What you need to do - Give the number of lines in the listing that hold the word "will". Write nothing but that number.

============================================================

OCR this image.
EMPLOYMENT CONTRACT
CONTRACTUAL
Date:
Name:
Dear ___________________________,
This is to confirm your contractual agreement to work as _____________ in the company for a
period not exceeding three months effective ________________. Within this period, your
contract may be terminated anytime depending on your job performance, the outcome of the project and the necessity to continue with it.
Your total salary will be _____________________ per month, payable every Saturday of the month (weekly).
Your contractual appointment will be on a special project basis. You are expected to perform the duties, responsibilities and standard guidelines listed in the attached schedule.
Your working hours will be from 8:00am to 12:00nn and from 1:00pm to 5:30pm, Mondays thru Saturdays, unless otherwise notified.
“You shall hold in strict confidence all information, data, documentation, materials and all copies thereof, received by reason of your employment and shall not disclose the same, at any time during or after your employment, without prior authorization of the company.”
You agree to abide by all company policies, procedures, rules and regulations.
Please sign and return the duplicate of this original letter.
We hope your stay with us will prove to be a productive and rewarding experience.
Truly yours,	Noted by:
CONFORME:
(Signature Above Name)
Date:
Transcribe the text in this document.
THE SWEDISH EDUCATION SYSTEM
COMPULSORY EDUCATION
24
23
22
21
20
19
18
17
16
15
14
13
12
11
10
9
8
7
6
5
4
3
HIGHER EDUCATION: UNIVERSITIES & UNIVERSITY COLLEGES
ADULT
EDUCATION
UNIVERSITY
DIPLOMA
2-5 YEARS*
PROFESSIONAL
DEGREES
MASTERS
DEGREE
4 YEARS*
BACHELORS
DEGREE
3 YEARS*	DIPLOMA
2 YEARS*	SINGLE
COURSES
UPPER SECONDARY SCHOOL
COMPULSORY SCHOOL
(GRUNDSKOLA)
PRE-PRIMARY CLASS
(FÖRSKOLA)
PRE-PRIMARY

============================================================

Problem solution - 4